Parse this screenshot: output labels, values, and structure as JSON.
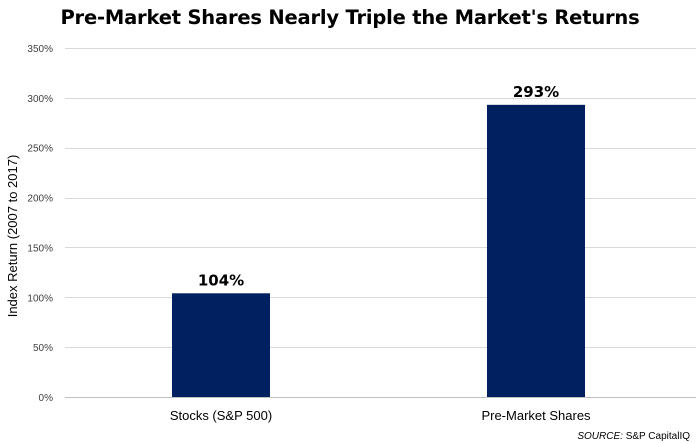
{
  "chart_data": {
    "type": "bar",
    "title": "Pre-Market Shares Nearly Triple the Market's Returns",
    "ylabel": "Index Return (2007 to 2017)",
    "xlabel": "",
    "categories": [
      "Stocks (S&P 500)",
      "Pre-Market Shares"
    ],
    "values": [
      104,
      293
    ],
    "data_labels": [
      "104%",
      "293%"
    ],
    "ylim": [
      0,
      350
    ],
    "yticks": [
      0,
      50,
      100,
      150,
      200,
      250,
      300,
      350
    ],
    "ytick_labels": [
      "0%",
      "50%",
      "100%",
      "150%",
      "200%",
      "250%",
      "300%",
      "350%"
    ],
    "grid": true,
    "legend": "none",
    "bar_color": "#002060",
    "grid_color": "#d9d9d9"
  },
  "source": {
    "label": "SOURCE:",
    "text": "S&P CapitalIQ"
  }
}
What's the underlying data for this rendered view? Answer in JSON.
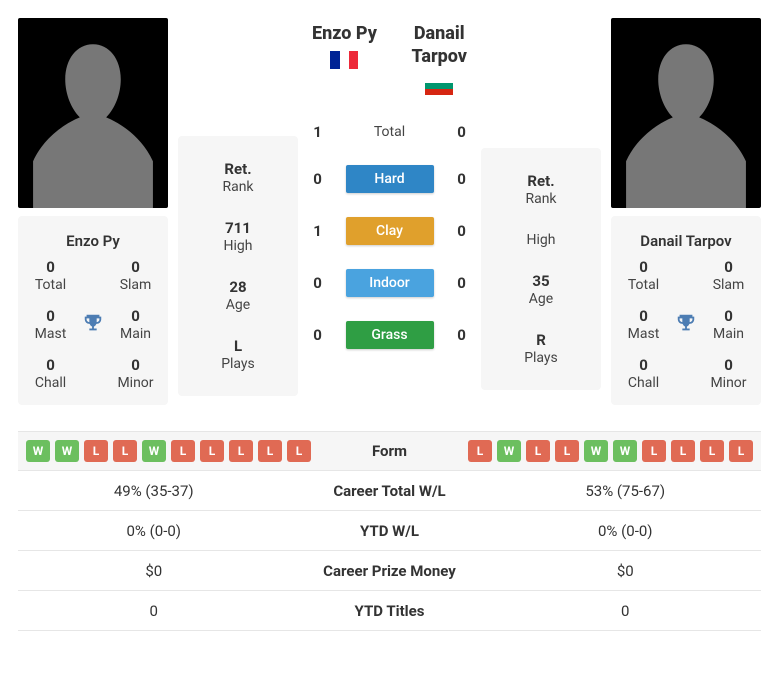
|---|
Exercise objective. Pictures in the data above should not be copied; transcribe everything else exactly.

Answer to this task.
Parse this screenshot: output labels, values, and structure as JSON.
{
  "chart_data": {
    "type": "bar",
    "title": "Pre-Market Shares Nearly Triple the Market's Returns",
    "ylabel": "Index Return (2007 to 2017)",
    "xlabel": "",
    "categories": [
      "Stocks (S&P 500)",
      "Pre-Market Shares"
    ],
    "values": [
      104,
      293
    ],
    "data_labels": [
      "104%",
      "293%"
    ],
    "ylim": [
      0,
      350
    ],
    "yticks": [
      0,
      50,
      100,
      150,
      200,
      250,
      300,
      350
    ],
    "ytick_labels": [
      "0%",
      "50%",
      "100%",
      "150%",
      "200%",
      "250%",
      "300%",
      "350%"
    ],
    "grid": true,
    "legend": "none",
    "bar_color": "#002060",
    "grid_color": "#d9d9d9"
  },
  "source": {
    "label": "SOURCE:",
    "text": "S&P CapitalIQ"
  }
}
What's the underlying data for this rendered view? Answer in JSON.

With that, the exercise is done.